**Given instruction a**
In the passage about Murphy and American Horror Story, what did Ross say a crew member operating the vehicle she drove on camera wore every day?

From Glee to his huge Netflix deal, Murphy has long been Hollywood’s golden boy. But new claims about his show American Horror Story have provided the latest unwanted headlines for his empire. Laura Martin reports.

Angelica Ross, who first worked with Murphy on his FX series Pose, has made various claims about her experiences with him and on his show American Horror Story (Credit: FX)

Angelica Ross, who first worked with Murphy on his FX series Pose, has made various claims about her experiences with him and on his show American Horror Story (Credit: FX)

While that might have been a relief for Murphy, he could have had greater difficulties to contend with in recent weeks. Angelica Ross – who previously appeared in two series of American Horror Story and another Murphy series, Pose – used her platform on X (formerly known as Twitter) to complain about Murphy and his shows. First she claimed that she had been ignored by Murphy after he said he wanted to go ahead with her idea for an American Horror Story season starring black women. She then followed up by claiming this had potentially cost her an opportunity working on a Marvel production.

Ross also made allegations about what happened on the set of American Horror Story: 1984. In an in-depth interview with the Hollywood Reporter, she claimed that she had to leave the set due to a crew member who was operating the vehicle she had to drive on camera “wearing a racist T-shirt” every day. She further claimed that after she tweeted “It’s a shame that I do all this work out in the world on anti-blackness and racism and have to come to a set and do the same work”, she was told by producer Tanase Popa that Murphy wanted her to take the tweet down.

Next, Ross alleged, Murphy himself rang her and angrily took issue with her feeling of being silenced, pointing to his advocacy for black trans women. In a statement to The Hollywood Reporter, however, Popa countered Ross’s account, saying that he overheard the phone call in question and what Murphy “basically” said was “I don’t understand why you would go to Twitter instead of coming to us”. BBC Culture contacted Murphy with regards to Ross’ allegations about her interaction with him and the behaviour on the American Horror Story set, but he has not responded.

**Provided material**

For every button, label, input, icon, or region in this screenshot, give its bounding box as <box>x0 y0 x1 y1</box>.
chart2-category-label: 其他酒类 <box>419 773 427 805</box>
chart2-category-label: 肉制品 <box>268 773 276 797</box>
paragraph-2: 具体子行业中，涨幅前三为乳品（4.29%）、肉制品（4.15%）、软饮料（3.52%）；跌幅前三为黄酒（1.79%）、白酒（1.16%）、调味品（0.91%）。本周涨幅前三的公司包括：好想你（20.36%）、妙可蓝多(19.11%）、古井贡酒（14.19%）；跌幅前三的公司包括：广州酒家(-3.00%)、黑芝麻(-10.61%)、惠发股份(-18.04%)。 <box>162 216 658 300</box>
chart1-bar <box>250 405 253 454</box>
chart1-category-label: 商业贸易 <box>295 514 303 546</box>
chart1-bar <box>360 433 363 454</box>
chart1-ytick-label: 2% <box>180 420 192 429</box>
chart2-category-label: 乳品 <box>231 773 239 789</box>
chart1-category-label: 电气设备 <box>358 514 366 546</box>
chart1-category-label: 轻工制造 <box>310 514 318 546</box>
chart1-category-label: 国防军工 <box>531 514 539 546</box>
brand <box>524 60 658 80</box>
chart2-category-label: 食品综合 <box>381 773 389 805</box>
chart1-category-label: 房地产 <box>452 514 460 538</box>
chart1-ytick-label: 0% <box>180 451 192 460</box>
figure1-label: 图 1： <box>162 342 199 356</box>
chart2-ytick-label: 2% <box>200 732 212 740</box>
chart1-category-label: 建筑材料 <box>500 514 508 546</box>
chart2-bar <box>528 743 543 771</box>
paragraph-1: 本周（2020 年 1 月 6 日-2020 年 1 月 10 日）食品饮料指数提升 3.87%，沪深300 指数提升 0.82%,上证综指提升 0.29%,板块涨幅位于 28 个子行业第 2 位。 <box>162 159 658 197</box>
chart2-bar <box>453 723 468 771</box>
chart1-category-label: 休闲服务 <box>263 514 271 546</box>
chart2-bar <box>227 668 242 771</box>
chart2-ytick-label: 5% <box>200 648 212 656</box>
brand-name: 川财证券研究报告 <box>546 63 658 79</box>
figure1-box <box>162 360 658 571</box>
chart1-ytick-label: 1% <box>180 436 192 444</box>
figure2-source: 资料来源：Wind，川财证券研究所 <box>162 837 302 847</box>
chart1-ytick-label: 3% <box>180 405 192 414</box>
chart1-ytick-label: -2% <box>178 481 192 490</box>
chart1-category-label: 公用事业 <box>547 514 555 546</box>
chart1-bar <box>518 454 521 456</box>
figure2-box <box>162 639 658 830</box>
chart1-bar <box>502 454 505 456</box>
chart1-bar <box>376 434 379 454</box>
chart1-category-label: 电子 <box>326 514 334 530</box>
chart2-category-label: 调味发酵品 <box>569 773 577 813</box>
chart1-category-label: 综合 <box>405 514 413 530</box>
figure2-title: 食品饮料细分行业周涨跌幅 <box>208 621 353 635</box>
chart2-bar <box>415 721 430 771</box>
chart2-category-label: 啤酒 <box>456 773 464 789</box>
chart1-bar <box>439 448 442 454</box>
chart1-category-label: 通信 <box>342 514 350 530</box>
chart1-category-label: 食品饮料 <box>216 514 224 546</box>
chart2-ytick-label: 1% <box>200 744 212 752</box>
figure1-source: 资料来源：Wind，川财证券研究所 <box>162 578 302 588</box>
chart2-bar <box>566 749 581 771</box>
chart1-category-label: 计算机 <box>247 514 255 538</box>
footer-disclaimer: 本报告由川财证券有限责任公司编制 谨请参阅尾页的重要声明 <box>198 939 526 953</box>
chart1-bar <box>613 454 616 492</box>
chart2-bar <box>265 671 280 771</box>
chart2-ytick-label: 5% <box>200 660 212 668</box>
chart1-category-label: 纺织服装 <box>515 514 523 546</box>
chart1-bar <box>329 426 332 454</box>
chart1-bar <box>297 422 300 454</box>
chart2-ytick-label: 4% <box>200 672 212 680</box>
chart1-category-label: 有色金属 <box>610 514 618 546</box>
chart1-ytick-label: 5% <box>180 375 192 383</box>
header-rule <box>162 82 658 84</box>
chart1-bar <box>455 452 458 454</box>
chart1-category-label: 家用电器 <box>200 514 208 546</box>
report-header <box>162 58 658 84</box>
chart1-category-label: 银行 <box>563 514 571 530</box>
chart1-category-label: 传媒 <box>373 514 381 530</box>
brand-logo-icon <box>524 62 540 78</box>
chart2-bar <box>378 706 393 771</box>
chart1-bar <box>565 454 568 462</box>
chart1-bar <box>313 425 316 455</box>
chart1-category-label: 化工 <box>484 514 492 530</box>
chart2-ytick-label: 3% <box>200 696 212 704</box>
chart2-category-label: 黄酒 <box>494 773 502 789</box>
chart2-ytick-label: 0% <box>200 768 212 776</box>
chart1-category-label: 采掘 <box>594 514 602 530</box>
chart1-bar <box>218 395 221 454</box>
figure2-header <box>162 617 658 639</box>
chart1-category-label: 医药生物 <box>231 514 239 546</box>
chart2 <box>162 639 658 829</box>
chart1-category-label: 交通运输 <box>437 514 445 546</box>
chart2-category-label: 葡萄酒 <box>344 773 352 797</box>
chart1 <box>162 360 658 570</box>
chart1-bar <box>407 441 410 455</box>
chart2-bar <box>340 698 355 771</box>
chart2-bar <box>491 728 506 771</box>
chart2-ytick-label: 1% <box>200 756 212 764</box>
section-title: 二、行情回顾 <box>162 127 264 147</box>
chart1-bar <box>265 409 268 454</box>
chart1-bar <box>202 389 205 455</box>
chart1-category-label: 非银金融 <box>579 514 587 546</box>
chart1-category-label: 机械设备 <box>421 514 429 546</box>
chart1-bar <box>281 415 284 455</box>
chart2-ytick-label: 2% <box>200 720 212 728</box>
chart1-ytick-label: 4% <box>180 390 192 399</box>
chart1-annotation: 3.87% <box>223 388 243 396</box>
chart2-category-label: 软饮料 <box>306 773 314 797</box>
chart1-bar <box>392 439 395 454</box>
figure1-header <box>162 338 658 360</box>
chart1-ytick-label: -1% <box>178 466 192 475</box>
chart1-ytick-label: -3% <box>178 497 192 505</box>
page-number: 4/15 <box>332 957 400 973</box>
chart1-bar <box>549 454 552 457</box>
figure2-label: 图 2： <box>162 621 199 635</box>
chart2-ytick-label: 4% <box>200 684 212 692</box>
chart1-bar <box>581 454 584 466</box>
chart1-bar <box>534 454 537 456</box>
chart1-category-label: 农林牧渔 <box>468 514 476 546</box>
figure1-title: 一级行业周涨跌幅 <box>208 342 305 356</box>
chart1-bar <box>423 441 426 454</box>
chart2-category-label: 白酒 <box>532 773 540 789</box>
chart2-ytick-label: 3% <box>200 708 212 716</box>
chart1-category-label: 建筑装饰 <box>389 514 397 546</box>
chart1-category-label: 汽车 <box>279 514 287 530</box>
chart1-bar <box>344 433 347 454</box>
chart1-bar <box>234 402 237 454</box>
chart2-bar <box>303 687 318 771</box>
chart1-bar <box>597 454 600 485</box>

**Given instruction b**
Copy out the rows from the very first one through the line containing "chart1-bar <box>250 405 253 454</box>", keeping every line unchanged and including both ends.

**Full answer a**
A racist T-shirt.

**Full answer b**
For every button, label, input, icon, or region in this screenshot, give its bounding box as <box>x0 y0 x1 y1</box>.
chart2-category-label: 其他酒类 <box>419 773 427 805</box>
chart2-category-label: 肉制品 <box>268 773 276 797</box>
paragraph-2: 具体子行业中，涨幅前三为乳品（4.29%）、肉制品（4.15%）、软饮料（3.52%）；跌幅前三为黄酒（1.79%）、白酒（1.16%）、调味品（0.91%）。本周涨幅前三的公司包括：好想你（20.36%）、妙可蓝多(19.11%）、古井贡酒（14.19%）；跌幅前三的公司包括：广州酒家(-3.00%)、黑芝麻(-10.61%)、惠发股份(-18.04%)。 <box>162 216 658 300</box>
chart1-bar <box>250 405 253 454</box>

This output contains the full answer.